═══ ENTRIES SUPPLIED ═══

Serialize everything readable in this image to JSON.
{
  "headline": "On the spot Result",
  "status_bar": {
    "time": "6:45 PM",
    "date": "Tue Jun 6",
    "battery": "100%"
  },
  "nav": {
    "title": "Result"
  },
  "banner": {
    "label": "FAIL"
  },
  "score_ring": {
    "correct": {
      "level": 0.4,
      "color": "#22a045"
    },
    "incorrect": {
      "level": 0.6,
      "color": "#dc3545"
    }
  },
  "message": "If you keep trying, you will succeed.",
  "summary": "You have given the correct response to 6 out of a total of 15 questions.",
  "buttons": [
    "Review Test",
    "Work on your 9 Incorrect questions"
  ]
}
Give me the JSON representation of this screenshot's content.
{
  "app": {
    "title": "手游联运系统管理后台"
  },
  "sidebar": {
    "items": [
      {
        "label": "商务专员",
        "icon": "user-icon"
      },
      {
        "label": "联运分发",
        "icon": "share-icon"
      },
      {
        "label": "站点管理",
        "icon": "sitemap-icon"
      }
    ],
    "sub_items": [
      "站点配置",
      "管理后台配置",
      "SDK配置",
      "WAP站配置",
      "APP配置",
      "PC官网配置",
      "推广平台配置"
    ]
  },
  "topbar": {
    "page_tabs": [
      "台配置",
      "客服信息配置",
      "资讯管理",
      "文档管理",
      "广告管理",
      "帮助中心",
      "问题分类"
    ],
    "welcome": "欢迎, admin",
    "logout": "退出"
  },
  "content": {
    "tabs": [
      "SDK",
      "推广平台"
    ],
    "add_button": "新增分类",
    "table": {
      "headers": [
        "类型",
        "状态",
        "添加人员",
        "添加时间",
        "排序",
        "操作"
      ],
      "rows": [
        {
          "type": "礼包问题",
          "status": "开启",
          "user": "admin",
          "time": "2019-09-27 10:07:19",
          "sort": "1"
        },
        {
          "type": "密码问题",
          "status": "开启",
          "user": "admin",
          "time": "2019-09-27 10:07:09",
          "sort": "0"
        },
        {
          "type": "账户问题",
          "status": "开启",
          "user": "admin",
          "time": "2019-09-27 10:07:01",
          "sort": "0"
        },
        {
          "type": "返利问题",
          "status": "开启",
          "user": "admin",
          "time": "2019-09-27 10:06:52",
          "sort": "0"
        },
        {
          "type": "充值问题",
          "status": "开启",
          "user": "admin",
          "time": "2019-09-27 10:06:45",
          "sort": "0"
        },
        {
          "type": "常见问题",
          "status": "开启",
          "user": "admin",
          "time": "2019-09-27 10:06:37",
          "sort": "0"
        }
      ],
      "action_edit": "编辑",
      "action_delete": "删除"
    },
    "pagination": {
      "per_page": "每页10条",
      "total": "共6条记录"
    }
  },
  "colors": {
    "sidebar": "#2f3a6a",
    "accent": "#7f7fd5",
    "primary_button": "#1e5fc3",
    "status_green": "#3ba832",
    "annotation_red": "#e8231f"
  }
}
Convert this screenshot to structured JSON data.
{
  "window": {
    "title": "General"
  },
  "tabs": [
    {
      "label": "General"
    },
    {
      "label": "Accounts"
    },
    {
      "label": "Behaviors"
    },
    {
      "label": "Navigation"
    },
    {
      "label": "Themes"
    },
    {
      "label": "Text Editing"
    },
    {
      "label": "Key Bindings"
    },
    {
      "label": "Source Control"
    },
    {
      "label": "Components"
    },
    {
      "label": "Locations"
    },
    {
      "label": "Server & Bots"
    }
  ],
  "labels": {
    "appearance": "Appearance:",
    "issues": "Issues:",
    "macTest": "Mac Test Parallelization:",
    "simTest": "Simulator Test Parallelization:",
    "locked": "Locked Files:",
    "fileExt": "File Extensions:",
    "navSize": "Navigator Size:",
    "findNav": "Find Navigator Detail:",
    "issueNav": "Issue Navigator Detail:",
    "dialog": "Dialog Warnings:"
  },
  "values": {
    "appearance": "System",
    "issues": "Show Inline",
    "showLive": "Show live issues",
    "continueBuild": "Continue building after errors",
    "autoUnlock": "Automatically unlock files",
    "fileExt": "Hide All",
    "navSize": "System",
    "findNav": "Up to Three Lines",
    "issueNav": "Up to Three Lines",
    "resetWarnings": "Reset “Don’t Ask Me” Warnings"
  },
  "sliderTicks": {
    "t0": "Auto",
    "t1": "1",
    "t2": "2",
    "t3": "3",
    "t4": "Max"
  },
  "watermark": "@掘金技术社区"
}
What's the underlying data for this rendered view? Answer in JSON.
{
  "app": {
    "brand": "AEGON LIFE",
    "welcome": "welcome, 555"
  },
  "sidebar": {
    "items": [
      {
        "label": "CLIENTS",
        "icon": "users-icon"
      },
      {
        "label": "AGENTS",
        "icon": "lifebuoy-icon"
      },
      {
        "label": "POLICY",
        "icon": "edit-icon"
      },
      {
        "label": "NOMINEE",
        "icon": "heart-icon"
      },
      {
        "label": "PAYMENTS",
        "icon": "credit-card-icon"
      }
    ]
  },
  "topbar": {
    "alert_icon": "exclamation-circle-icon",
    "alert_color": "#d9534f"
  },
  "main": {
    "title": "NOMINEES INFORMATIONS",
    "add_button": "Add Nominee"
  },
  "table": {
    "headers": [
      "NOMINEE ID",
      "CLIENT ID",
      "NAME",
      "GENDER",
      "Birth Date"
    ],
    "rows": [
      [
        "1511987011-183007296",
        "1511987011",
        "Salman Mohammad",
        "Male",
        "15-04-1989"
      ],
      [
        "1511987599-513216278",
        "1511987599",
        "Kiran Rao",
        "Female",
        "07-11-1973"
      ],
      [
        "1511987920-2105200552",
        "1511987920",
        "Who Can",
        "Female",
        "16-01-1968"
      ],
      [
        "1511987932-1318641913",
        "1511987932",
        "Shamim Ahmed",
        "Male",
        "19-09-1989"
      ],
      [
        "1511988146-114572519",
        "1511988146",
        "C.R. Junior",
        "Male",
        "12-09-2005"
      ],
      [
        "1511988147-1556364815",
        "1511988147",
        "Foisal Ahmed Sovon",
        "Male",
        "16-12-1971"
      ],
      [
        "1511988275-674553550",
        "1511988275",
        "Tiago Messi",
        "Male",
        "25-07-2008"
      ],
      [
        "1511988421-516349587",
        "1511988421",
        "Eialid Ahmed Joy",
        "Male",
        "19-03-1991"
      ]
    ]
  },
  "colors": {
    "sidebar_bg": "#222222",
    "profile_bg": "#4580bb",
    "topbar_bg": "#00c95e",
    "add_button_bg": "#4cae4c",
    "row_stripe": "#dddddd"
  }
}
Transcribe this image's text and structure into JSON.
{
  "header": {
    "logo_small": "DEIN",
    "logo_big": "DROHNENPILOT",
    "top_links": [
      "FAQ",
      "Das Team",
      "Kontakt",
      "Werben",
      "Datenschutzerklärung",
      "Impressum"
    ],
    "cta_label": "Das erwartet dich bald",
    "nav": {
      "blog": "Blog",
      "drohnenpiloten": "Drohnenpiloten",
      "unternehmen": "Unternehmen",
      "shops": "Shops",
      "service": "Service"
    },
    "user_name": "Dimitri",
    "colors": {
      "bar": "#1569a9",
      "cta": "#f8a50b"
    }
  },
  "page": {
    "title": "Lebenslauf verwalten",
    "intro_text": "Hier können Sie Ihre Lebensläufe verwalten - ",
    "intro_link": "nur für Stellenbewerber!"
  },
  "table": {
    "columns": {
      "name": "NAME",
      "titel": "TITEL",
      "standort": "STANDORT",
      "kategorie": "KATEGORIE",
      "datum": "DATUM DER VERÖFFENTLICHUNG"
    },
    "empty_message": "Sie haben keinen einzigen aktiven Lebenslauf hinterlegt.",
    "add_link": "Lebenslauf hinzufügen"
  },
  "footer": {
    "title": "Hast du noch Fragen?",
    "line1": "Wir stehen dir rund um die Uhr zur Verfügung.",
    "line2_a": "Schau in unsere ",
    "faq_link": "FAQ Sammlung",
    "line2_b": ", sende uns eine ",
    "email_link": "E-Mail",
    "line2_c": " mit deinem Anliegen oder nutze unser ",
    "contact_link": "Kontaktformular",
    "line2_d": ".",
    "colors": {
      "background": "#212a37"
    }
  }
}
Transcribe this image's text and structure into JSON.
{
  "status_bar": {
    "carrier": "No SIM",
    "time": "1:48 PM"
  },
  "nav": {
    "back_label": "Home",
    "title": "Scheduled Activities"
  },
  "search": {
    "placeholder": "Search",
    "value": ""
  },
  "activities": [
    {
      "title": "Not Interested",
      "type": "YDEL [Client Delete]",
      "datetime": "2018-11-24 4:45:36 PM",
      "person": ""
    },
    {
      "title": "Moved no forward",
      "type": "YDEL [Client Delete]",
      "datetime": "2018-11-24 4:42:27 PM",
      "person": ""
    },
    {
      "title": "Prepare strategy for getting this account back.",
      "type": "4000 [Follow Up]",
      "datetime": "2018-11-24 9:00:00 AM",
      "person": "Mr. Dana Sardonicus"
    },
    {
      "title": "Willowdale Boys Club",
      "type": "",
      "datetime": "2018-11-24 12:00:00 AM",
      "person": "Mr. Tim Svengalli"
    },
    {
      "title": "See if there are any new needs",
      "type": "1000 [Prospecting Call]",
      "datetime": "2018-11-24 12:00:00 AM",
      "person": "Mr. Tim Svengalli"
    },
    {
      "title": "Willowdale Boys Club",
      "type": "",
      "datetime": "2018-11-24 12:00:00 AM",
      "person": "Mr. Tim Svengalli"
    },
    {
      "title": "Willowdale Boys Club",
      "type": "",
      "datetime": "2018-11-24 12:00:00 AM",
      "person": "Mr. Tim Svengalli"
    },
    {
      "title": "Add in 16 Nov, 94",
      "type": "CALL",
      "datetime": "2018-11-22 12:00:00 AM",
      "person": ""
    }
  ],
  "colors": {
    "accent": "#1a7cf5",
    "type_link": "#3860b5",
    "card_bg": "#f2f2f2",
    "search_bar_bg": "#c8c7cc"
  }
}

═══

(WRITTEN EXERCISE): Locate each line with the word "Three" and copy it.

(THE ANSWER):
    "findNav": "Up to Three Lines",
    "issueNav": "Up to Three Lines",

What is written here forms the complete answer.